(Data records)
[Start]
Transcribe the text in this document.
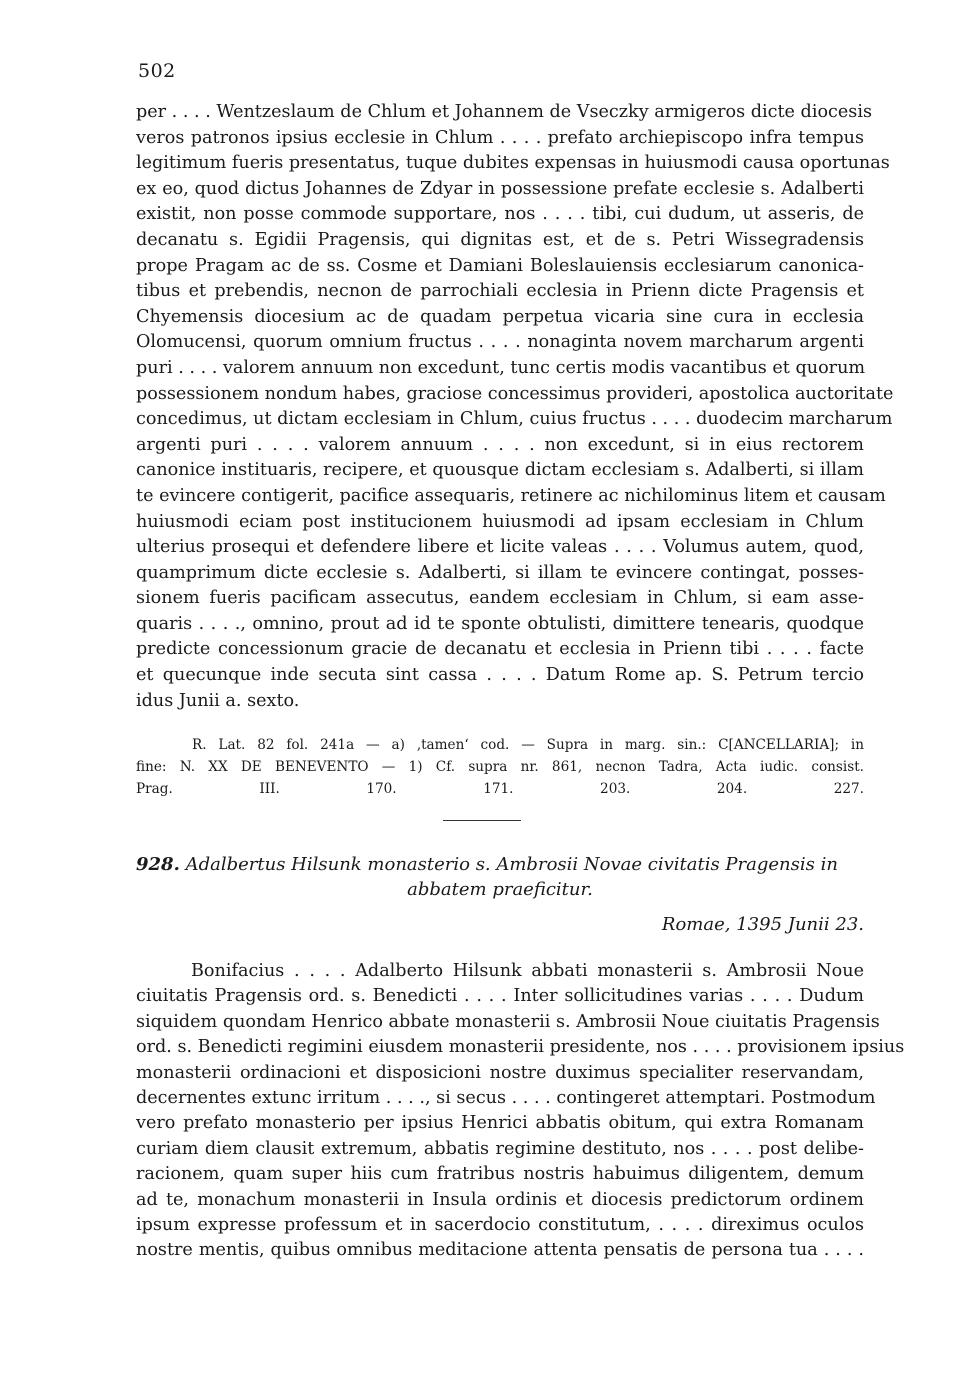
502
per . . . . Wentzeslaum de Chlum et Johannem de Vseczky armigeros dicte diocesis
veros patronos ipsius ecclesie in Chlum . . . . prefato archiepiscopo infra tempus
legitimum fueris presentatus, tuque dubites expensas in huiusmodi causa oportunas
ex eo, quod dictus Johannes de Zdyar in possessione prefate ecclesie s. Adalberti
existit, non posse commode supportare, nos . . . . tibi, cui dudum, ut asseris, de
decanatu s. Egidii Pragensis, qui dignitas est, et de s. Petri Wissegradensis
prope Pragam ac de ss. Cosme et Damiani Boleslauiensis ecclesiarum canonica-
tibus et prebendis, necnon de parrochiali ecclesia in Prienn dicte Pragensis et
Chyemensis diocesium ac de quadam perpetua vicaria sine cura in ecclesia
Olomucensi, quorum omnium fructus . . . . nonaginta novem marcharum argenti
puri . . . . valorem annuum non excedunt, tunc certis modis vacantibus et quorum
possessionem nondum habes, graciose concessimus provideri, apostolica auctoritate
concedimus, ut dictam ecclesiam in Chlum, cuius fructus . . . . duodecim marcharum
argenti puri . . . . valorem annuum . . . . non excedunt, si in eius rectorem
canonice instituaris, recipere, et quousque dictam ecclesiam s. Adalberti, si illam
te evincere contigerit, pacifice assequaris, retinere ac nichilominus litem et causam
huiusmodi eciam post institucionem huiusmodi ad ipsam ecclesiam in Chlum
ulterius prosequi et defendere libere et licite valeas . . . . Volumus autem, quod,
quamprimum dicte ecclesie s. Adalberti, si illam te evincere contingat, posses-
sionem fueris pacificam assecutus, eandem ecclesiam in Chlum, si eam asse-
quaris . . . ., omnino, prout ad id te sponte obtulisti, dimittere tenearis, quodque
predicte concessionum gracie de decanatu et ecclesia in Prienn tibi . . . . facte
et quecunque inde secuta sint cassa . . . . Datum Rome ap. S. Petrum tercio
idus Junii a. sexto.
R. Lat. 82 fol. 241a — a) ‚tamen‘ cod. — Supra in marg. sin.: C[ANCELLARIA]; in
fine: N. XX DE BENEVENTO — 1) Cf. supra nr. 861, necnon Tadra, Acta iudic. consist.
Prag. III. 170. 171. 203. 204. 227.
928. Adalbertus Hilsunk monasterio s. Ambrosii Novae civitatis Pragensis in
abbatem praeficitur.
Romae, 1395 Junii 23.
Bonifacius . . . . Adalberto Hilsunk abbati monasterii s. Ambrosii Noue
ciuitatis Pragensis ord. s. Benedicti . . . . Inter sollicitudines varias . . . . Dudum
siquidem quondam Henrico abbate monasterii s. Ambrosii Noue ciuitatis Pragensis
ord. s. Benedicti regimini eiusdem monasterii presidente, nos . . . . provisionem ipsius
monasterii ordinacioni et disposicioni nostre duximus specialiter reservandam,
decernentes extunc irritum . . . ., si secus . . . . contingeret attemptari. Postmodum
vero prefato monasterio per ipsius Henrici abbatis obitum, qui extra Romanam
curiam diem clausit extremum, abbatis regimine destituto, nos . . . . post delibe-
racionem, quam super hiis cum fratribus nostris habuimus diligentem, demum
ad te, monachum monasterii in Insula ordinis et diocesis predictorum ordinem
ipsum expresse professum et in sacerdocio constitutum, . . . . direximus oculos
nostre mentis, quibus omnibus meditacione attenta pensatis de persona tua . . . .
[End]
§ **WHAT THE EXERCISE ASKS**:
Each line of the material that holds the string "tibi" counts once; give the total alone.

§ **WRITTEN REPLY**:
2